Data excerpts
========================================================================
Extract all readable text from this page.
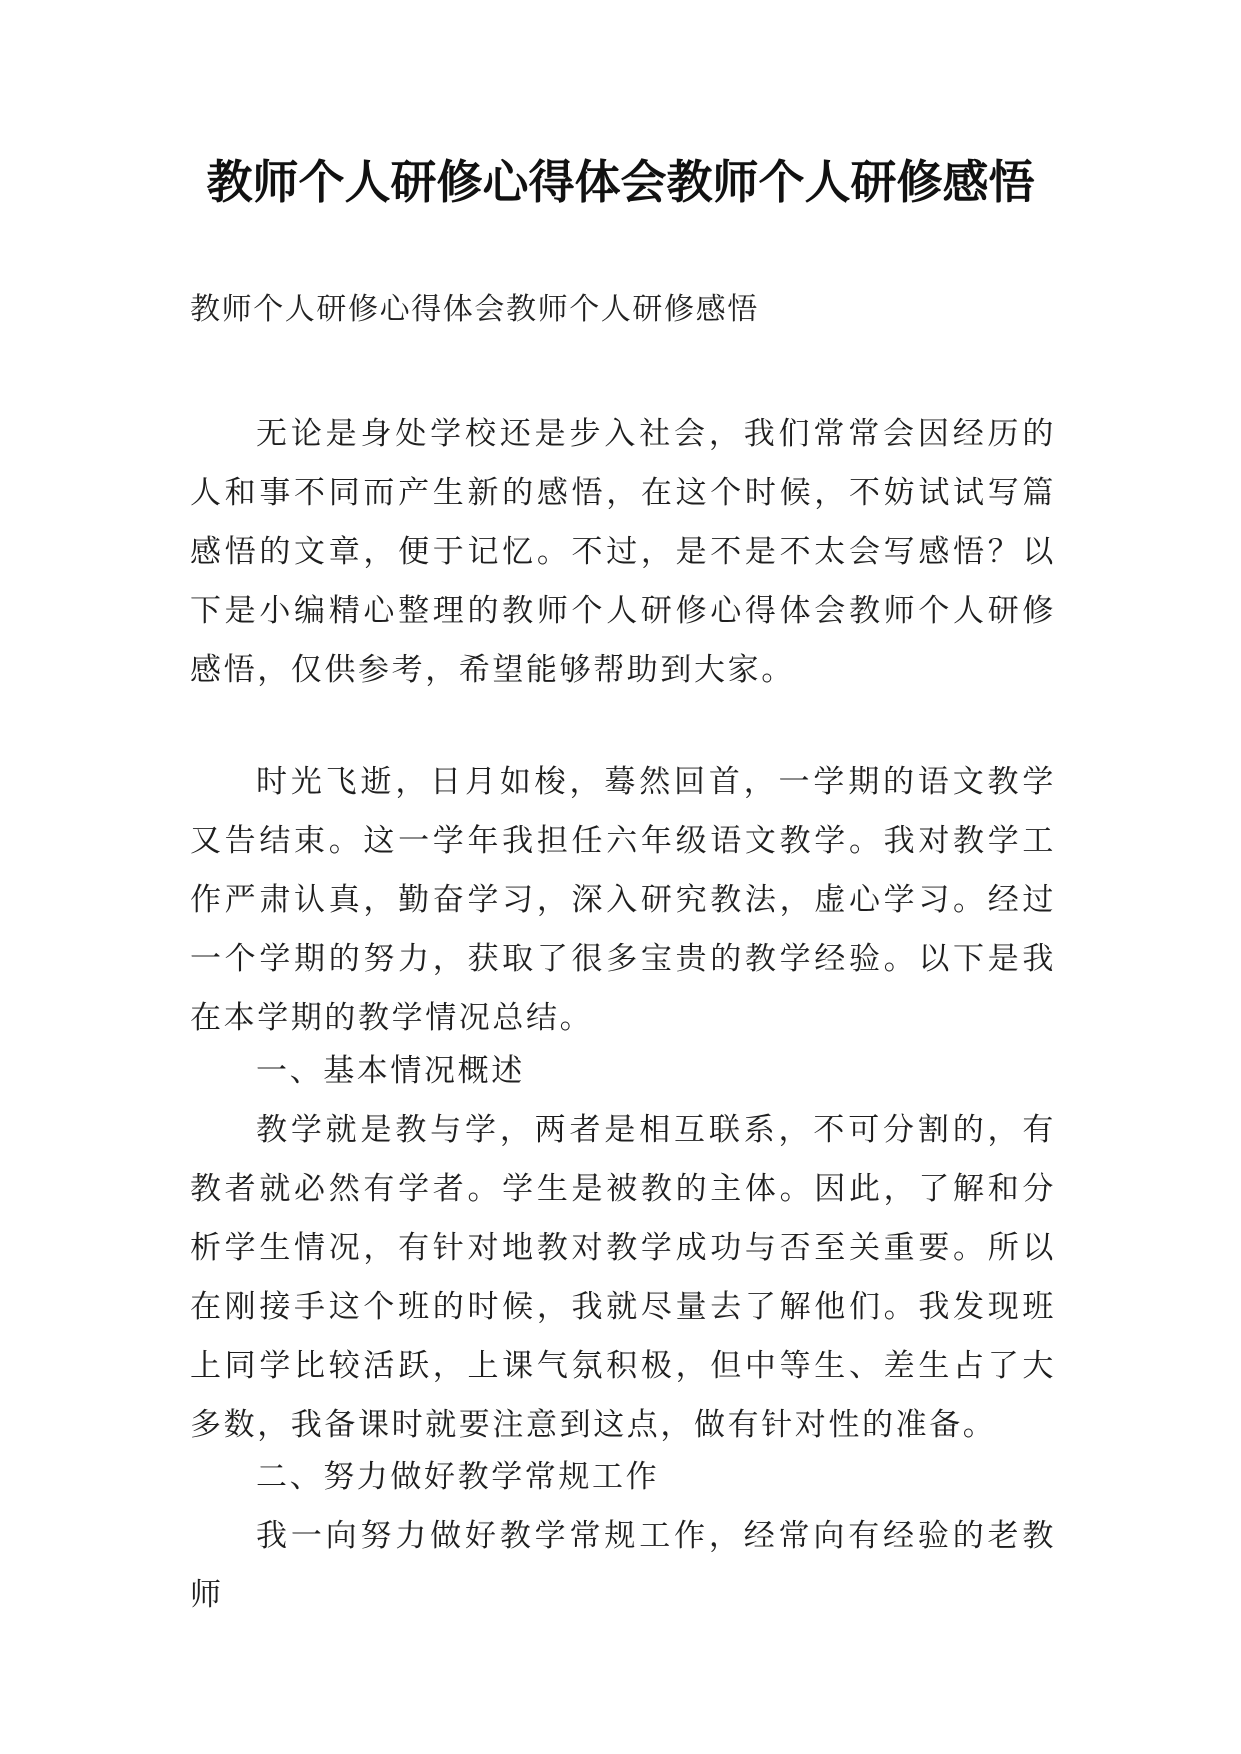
教师个人研修心得体会教师个人研修感悟

教师个人研修心得体会教师个人研修感悟

无论是身处学校还是步入社会，我们常常会因经历的人和事不同而产生新的感悟，在这个时候，不妨试试写篇感悟的文章，便于记忆。不过，是不是不太会写感悟？以下是小编精心整理的教师个人研修心得体会教师个人研修感悟，仅供参考，希望能够帮助到大家。

时光飞逝，日月如梭，蓦然回首，一学期的语文教学又告结束。这一学年我担任六年级语文教学。我对教学工作严肃认真，勤奋学习，深入研究教法，虚心学习。经过一个学期的努力，获取了很多宝贵的教学经验。以下是我在本学期的教学情况总结。

一、基本情况概述

教学就是教与学，两者是相互联系，不可分割的，有教者就必然有学者。学生是被教的主体。因此，了解和分析学生情况，有针对地教对教学成功与否至关重要。所以在刚接手这个班的时候，我就尽量去了解他们。我发现班上同学比较活跃，上课气氛积极，但中等生、差生占了大多数，我备课时就要注意到这点，做有针对性的准备。

二、努力做好教学常规工作

我一向努力做好教学常规工作，经常向有经验的老教师
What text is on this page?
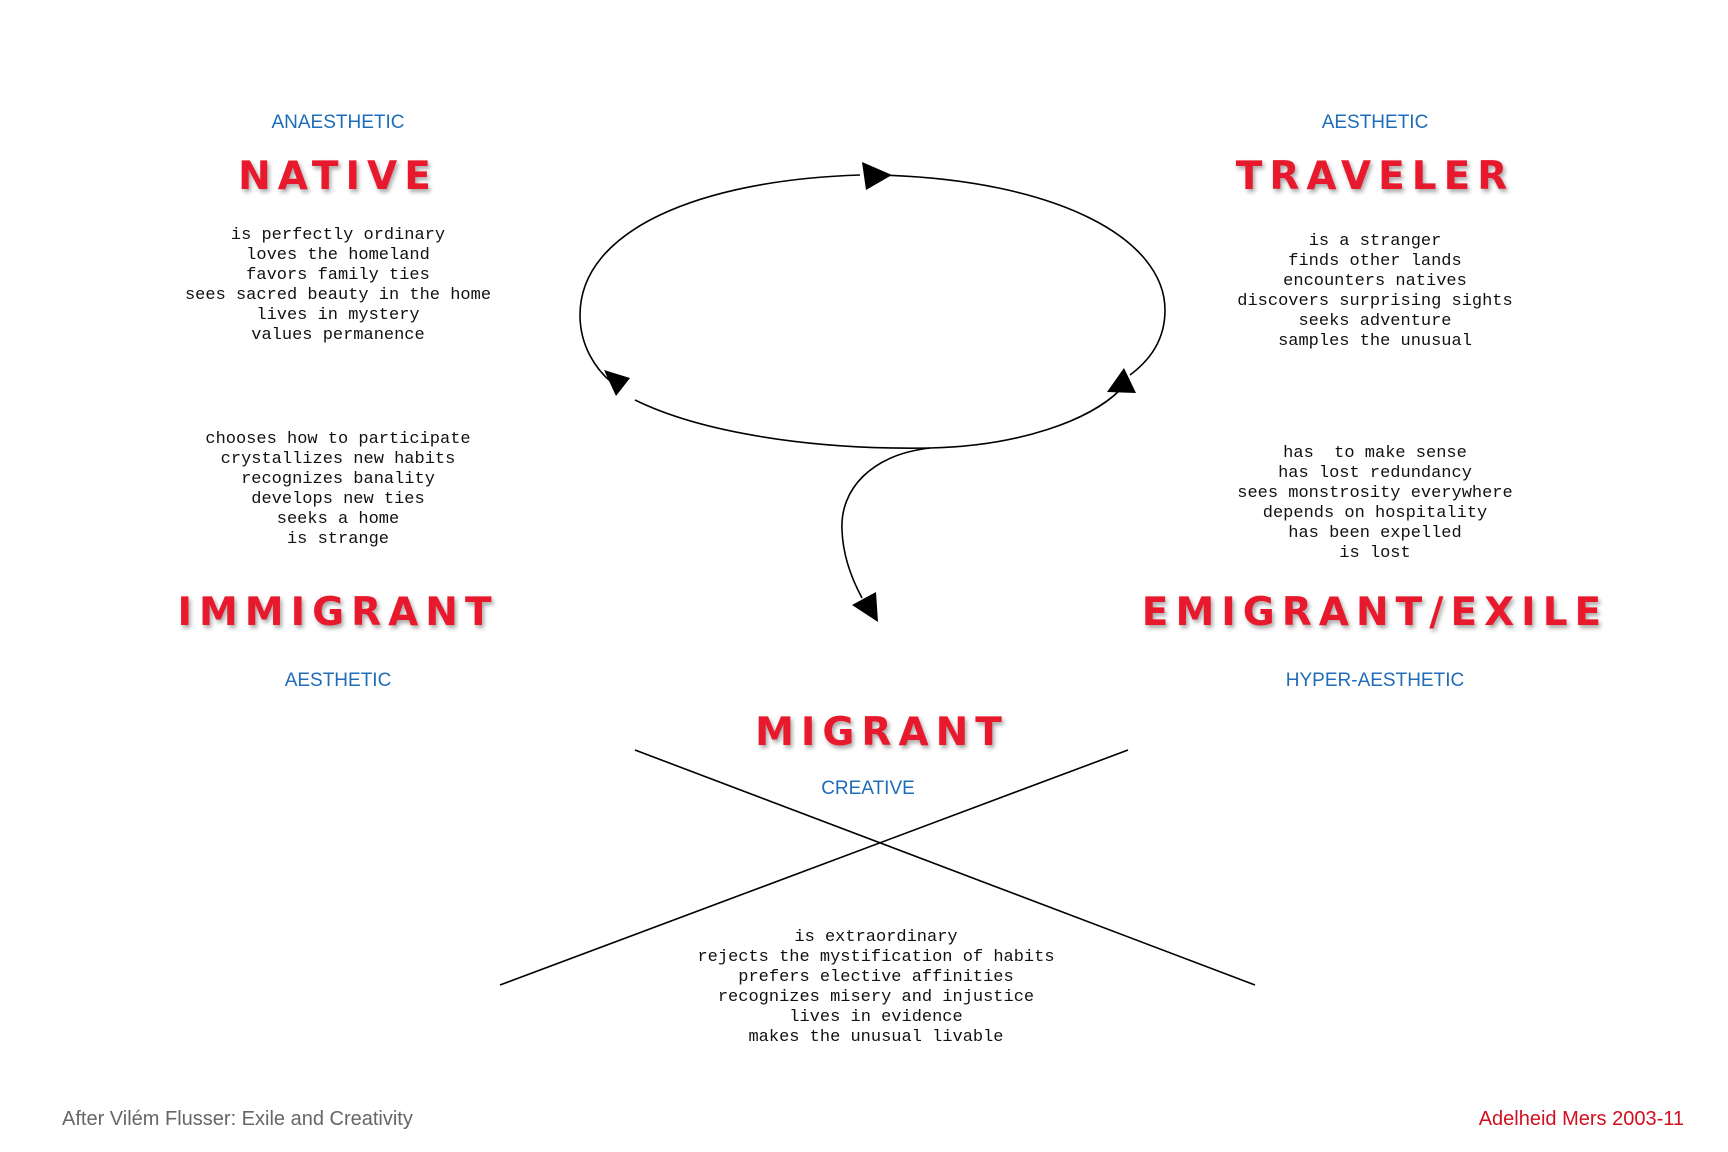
ANAESTHETIC
NATIVE
is perfectly ordinary
loves the homeland
favors family ties
sees sacred beauty in the home
lives in mystery
values permanence
AESTHETIC
TRAVELER
is a stranger
finds other lands
encounters natives
discovers surprising sights
seeks adventure
samples the unusual
chooses how to participate
crystallizes new habits
recognizes banality
develops new ties
seeks a home
is strange
IMMIGRANT
AESTHETIC
has  to make sense
has lost redundancy
sees monstrosity everywhere
depends on hospitality
has been expelled
is lost
EMIGRANT/EXILE
HYPER-AESTHETIC
MIGRANT
CREATIVE
is extraordinary
rejects the mystification of habits
prefers elective affinities
recognizes misery and injustice
lives in evidence
makes the unusual livable
After Vilém Flusser: Exile and Creativity	Adelheid Mers 2003-11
========================================================================
Instructions for the task
How many lines in these records hold the string "unusual"? Reply with the number alone.

Task result
2